#### EXERCISE INPUTS
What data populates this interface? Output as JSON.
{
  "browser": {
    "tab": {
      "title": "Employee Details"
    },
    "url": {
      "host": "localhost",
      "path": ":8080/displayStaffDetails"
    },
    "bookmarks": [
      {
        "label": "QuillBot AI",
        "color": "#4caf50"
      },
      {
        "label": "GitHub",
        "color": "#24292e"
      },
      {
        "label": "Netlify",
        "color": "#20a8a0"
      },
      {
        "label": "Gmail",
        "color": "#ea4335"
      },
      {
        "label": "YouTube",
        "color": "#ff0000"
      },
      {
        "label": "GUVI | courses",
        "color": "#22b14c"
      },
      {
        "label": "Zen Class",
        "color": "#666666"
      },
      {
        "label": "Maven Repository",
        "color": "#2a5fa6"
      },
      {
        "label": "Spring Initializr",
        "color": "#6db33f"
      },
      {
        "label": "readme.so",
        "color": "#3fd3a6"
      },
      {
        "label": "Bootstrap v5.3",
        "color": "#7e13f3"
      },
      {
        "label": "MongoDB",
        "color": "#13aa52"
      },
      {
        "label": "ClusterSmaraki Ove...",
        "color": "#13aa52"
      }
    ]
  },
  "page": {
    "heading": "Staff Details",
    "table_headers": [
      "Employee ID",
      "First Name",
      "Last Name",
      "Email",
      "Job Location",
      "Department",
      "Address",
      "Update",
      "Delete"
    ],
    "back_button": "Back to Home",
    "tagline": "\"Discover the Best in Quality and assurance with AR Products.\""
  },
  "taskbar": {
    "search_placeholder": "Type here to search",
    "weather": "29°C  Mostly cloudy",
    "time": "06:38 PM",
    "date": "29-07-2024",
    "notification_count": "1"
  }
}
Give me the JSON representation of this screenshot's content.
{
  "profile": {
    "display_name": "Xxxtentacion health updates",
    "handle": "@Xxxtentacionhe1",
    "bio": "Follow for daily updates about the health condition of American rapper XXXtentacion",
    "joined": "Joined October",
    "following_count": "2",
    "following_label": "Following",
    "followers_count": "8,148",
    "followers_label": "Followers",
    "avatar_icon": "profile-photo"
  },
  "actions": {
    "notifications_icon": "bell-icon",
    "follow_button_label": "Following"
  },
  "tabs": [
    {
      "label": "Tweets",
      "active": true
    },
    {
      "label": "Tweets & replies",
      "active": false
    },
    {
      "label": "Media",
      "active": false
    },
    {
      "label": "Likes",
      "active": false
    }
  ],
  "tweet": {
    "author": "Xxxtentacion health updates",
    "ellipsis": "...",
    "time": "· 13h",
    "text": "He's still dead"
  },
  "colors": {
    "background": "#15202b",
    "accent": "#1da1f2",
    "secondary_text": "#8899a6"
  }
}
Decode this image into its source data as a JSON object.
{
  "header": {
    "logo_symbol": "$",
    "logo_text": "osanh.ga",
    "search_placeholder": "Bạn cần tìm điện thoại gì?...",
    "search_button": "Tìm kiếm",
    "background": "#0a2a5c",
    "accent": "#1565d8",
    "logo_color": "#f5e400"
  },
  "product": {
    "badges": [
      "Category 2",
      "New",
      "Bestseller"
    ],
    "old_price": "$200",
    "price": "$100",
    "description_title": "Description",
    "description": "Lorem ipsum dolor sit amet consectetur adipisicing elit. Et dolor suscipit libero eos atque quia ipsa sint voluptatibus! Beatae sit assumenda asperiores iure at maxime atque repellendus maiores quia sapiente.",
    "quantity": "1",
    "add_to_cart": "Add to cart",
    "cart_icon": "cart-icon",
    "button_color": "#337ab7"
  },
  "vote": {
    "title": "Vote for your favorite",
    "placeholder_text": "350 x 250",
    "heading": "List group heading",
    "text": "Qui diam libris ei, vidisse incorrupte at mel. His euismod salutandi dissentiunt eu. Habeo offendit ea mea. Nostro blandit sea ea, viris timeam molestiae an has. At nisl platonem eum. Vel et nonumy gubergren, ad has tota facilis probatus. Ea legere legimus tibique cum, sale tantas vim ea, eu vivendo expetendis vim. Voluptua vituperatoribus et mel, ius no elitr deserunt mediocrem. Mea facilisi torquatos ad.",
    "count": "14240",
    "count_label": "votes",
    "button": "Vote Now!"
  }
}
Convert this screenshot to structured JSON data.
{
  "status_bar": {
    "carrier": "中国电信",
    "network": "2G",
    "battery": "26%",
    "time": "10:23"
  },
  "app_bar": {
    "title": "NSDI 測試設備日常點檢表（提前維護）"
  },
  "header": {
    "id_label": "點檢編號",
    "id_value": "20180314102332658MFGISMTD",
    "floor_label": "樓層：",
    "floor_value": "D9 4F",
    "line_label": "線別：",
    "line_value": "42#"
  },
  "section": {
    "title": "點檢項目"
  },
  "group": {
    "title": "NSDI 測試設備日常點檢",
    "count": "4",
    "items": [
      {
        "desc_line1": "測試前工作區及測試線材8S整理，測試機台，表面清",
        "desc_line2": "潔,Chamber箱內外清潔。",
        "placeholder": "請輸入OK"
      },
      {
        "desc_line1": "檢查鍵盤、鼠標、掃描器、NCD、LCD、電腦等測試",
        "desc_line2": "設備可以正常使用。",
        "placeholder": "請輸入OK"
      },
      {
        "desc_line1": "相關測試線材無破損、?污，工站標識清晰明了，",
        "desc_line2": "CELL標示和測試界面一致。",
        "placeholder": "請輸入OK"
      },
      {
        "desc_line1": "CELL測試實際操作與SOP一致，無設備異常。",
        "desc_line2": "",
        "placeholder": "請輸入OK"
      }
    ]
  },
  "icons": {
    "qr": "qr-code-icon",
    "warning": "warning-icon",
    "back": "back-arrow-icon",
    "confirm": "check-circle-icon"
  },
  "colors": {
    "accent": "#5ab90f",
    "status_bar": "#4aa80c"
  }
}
########
WHAT YOU SHOULD DO:
Every record above must be duplicated exactly.

WORKED SOLUTION:
What data populates this interface? Output as JSON.
{
  "browser": {
    "tab": {
      "title": "Employee Details"
    },
    "url": {
      "host": "localhost",
      "path": ":8080/displayStaffDetails"
    },
    "bookmarks": [
      {
        "label": "QuillBot AI",
        "color": "#4caf50"
      },
      {
        "label": "GitHub",
        "color": "#24292e"
      },
      {
        "label": "Netlify",
        "color": "#20a8a0"
      },
      {
        "label": "Gmail",
        "color": "#ea4335"
      },
      {
        "label": "YouTube",
        "color": "#ff0000"
      },
      {
        "label": "GUVI | courses",
        "color": "#22b14c"
      },
      {
        "label": "Zen Class",
        "color": "#666666"
      },
      {
        "label": "Maven Repository",
        "color": "#2a5fa6"
      },
      {
        "label": "Spring Initializr",
        "color": "#6db33f"
      },
      {
        "label": "readme.so",
        "color": "#3fd3a6"
      },
      {
        "label": "Bootstrap v5.3",
        "color": "#7e13f3"
      },
      {
        "label": "MongoDB",
        "color": "#13aa52"
      },
      {
        "label": "ClusterSmaraki Ove...",
        "color": "#13aa52"
      }
    ]
  },
  "page": {
    "heading": "Staff Details",
    "table_headers": [
      "Employee ID",
      "First Name",
      "Last Name",
      "Email",
      "Job Location",
      "Department",
      "Address",
      "Update",
      "Delete"
    ],
    "back_button": "Back to Home",
    "tagline": "\"Discover the Best in Quality and assurance with AR Products.\""
  },
  "taskbar": {
    "search_placeholder": "Type here to search",
    "weather": "29°C  Mostly cloudy",
    "time": "06:38 PM",
    "date": "29-07-2024",
    "notification_count": "1"
  }
}
Give me the JSON representation of this screenshot's content.
{
  "profile": {
    "display_name": "Xxxtentacion health updates",
    "handle": "@Xxxtentacionhe1",
    "bio": "Follow for daily updates about the health condition of American rapper XXXtentacion",
    "joined": "Joined October",
    "following_count": "2",
    "following_label": "Following",
    "followers_count": "8,148",
    "followers_label": "Followers",
    "avatar_icon": "profile-photo"
  },
  "actions": {
    "notifications_icon": "bell-icon",
    "follow_button_label": "Following"
  },
  "tabs": [
    {
      "label": "Tweets",
      "active": true
    },
    {
      "label": "Tweets & replies",
      "active": false
    },
    {
      "label": "Media",
      "active": false
    },
    {
      "label": "Likes",
      "active": false
    }
  ],
  "tweet": {
    "author": "Xxxtentacion health updates",
    "ellipsis": "...",
    "time": "· 13h",
    "text": "He's still dead"
  },
  "colors": {
    "background": "#15202b",
    "accent": "#1da1f2",
    "secondary_text": "#8899a6"
  }
}
Decode this image into its source data as a JSON object.
{
  "header": {
    "logo_symbol": "$",
    "logo_text": "osanh.ga",
    "search_placeholder": "Bạn cần tìm điện thoại gì?...",
    "search_button": "Tìm kiếm",
    "background": "#0a2a5c",
    "accent": "#1565d8",
    "logo_color": "#f5e400"
  },
  "product": {
    "badges": [
      "Category 2",
      "New",
      "Bestseller"
    ],
    "old_price": "$200",
    "price": "$100",
    "description_title": "Description",
    "description": "Lorem ipsum dolor sit amet consectetur adipisicing elit. Et dolor suscipit libero eos atque quia ipsa sint voluptatibus! Beatae sit assumenda asperiores iure at maxime atque repellendus maiores quia sapiente.",
    "quantity": "1",
    "add_to_cart": "Add to cart",
    "cart_icon": "cart-icon",
    "button_color": "#337ab7"
  },
  "vote": {
    "title": "Vote for your favorite",
    "placeholder_text": "350 x 250",
    "heading": "List group heading",
    "text": "Qui diam libris ei, vidisse incorrupte at mel. His euismod salutandi dissentiunt eu. Habeo offendit ea mea. Nostro blandit sea ea, viris timeam molestiae an has. At nisl platonem eum. Vel et nonumy gubergren, ad has tota facilis probatus. Ea legere legimus tibique cum, sale tantas vim ea, eu vivendo expetendis vim. Voluptua vituperatoribus et mel, ius no elitr deserunt mediocrem. Mea facilisi torquatos ad.",
    "count": "14240",
    "count_label": "votes",
    "button": "Vote Now!"
  }
}
Convert this screenshot to structured JSON data.
{
  "status_bar": {
    "carrier": "中国电信",
    "network": "2G",
    "battery": "26%",
    "time": "10:23"
  },
  "app_bar": {
    "title": "NSDI 測試設備日常點檢表（提前維護）"
  },
  "header": {
    "id_label": "點檢編號",
    "id_value": "20180314102332658MFGISMTD",
    "floor_label": "樓層：",
    "floor_value": "D9 4F",
    "line_label": "線別：",
    "line_value": "42#"
  },
  "section": {
    "title": "點檢項目"
  },
  "group": {
    "title": "NSDI 測試設備日常點檢",
    "count": "4",
    "items": [
      {
        "desc_line1": "測試前工作區及測試線材8S整理，測試機台，表面清",
        "desc_line2": "潔,Chamber箱內外清潔。",
        "placeholder": "請輸入OK"
      },
      {
        "desc_line1": "檢查鍵盤、鼠標、掃描器、NCD、LCD、電腦等測試",
        "desc_line2": "設備可以正常使用。",
        "placeholder": "請輸入OK"
      },
      {
        "desc_line1": "相關測試線材無破損、?污，工站標識清晰明了，",
        "desc_line2": "CELL標示和測試界面一致。",
        "placeholder": "請輸入OK"
      },
      {
        "desc_line1": "CELL測試實際操作與SOP一致，無設備異常。",
        "desc_line2": "",
        "placeholder": "請輸入OK"
      }
    ]
  },
  "icons": {
    "qr": "qr-code-icon",
    "warning": "warning-icon",
    "back": "back-arrow-icon",
    "confirm": "check-circle-icon"
  },
  "colors": {
    "accent": "#5ab90f",
    "status_bar": "#4aa80c"
  }
}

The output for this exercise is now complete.